Give all the lines below again, exactly, with no pictures.

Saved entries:
☆ ☆ ☆ ☆

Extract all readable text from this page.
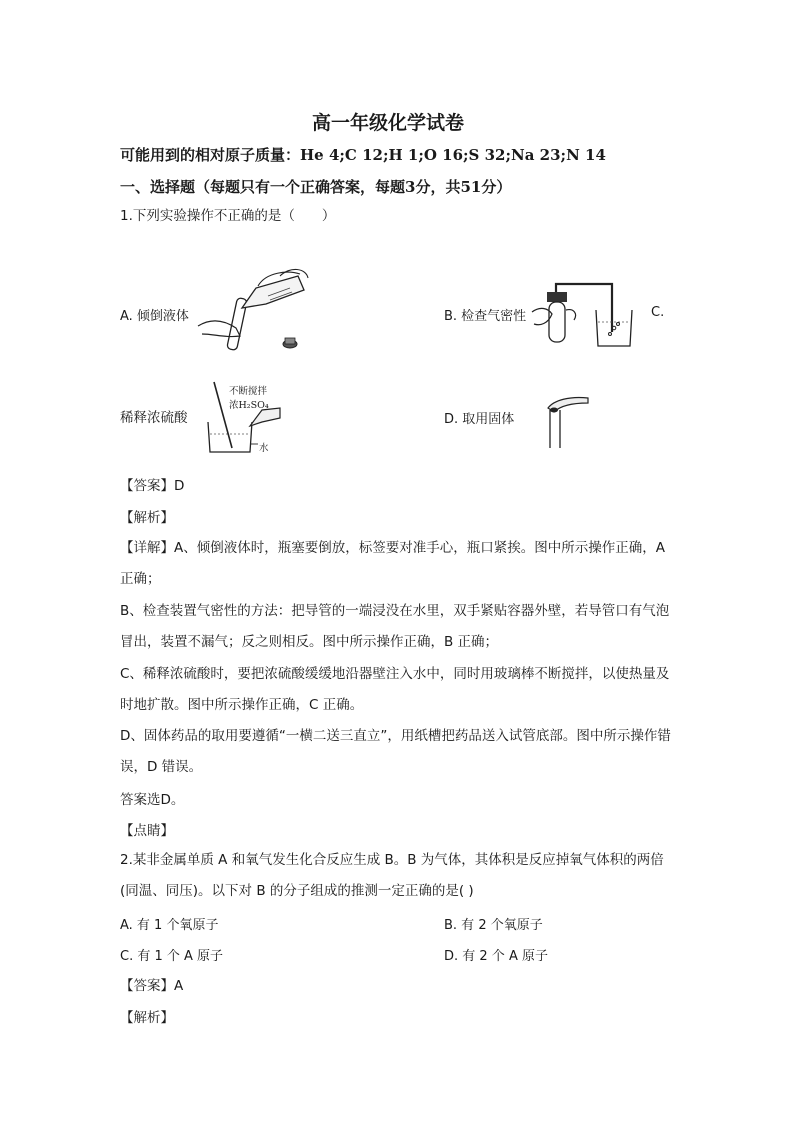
高一年级化学试卷
可能用到的相对原子质量：He 4;C 12;H 1;O 16;S 32;Na 23;N 14
一、选择题（每题只有一个正确答案，每题3分，共51分）
1.下列实验操作不正确的是（　　）
A. 倾倒液体	B. 检查气密性	C.
稀释浓硫酸
不断搅拌
浓H₂SO₄
水
D. 取用固体
【答案】D
【解析】
【详解】A、倾倒液体时，瓶塞要倒放，标签要对准手心，瓶口紧挨。图中所示操作正确，A 正确；
B、检查装置气密性的方法：把导管的一端浸没在水里，双手紧贴容器外壁，若导管口有气泡冒出，装置不漏气；反之则相反。图中所示操作正确，B 正确；
C、稀释浓硫酸时，要把浓硫酸缓缓地沿器壁注入水中，同时用玻璃棒不断搅拌，以使热量及时地扩散。图中所示操作正确，C 正确。
D、固体药品的取用要遵循“一横二送三直立”，用纸槽把药品送入试管底部。图中所示操作错误，D 错误。
答案选D。
【点睛】
2.某非金属单质 A 和氧气发生化合反应生成 B。B 为气体，其体积是反应掉氧气体积的两倍(同温、同压)。以下对 B 的分子组成的推测一定正确的是( )
A. 有 1 个氧原子	B. 有 2 个氧原子
C. 有 1 个 A 原子	D. 有 2 个 A 原子
【答案】A
【解析】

☆ ☆ ☆ ☆

Exercise answer:
Extract all readable text from this page.
高一年级化学试卷
可能用到的相对原子质量：He 4;C 12;H 1;O 16;S 32;Na 23;N 14
一、选择题（每题只有一个正确答案，每题3分，共51分）
1.下列实验操作不正确的是（　　）
A. 倾倒液体	B. 检查气密性	C.
稀释浓硫酸
不断搅拌
浓H₂SO₄
水
D. 取用固体
【答案】D
【解析】
【详解】A、倾倒液体时，瓶塞要倒放，标签要对准手心，瓶口紧挨。图中所示操作正确，A 正确；
B、检查装置气密性的方法：把导管的一端浸没在水里，双手紧贴容器外壁，若导管口有气泡冒出，装置不漏气；反之则相反。图中所示操作正确，B 正确；
C、稀释浓硫酸时，要把浓硫酸缓缓地沿器壁注入水中，同时用玻璃棒不断搅拌，以使热量及时地扩散。图中所示操作正确，C 正确。
D、固体药品的取用要遵循“一横二送三直立”，用纸槽把药品送入试管底部。图中所示操作错误，D 错误。
答案选D。
【点睛】
2.某非金属单质 A 和氧气发生化合反应生成 B。B 为气体，其体积是反应掉氧气体积的两倍(同温、同压)。以下对 B 的分子组成的推测一定正确的是( )
A. 有 1 个氧原子	B. 有 2 个氧原子
C. 有 1 个 A 原子	D. 有 2 个 A 原子
【答案】A
【解析】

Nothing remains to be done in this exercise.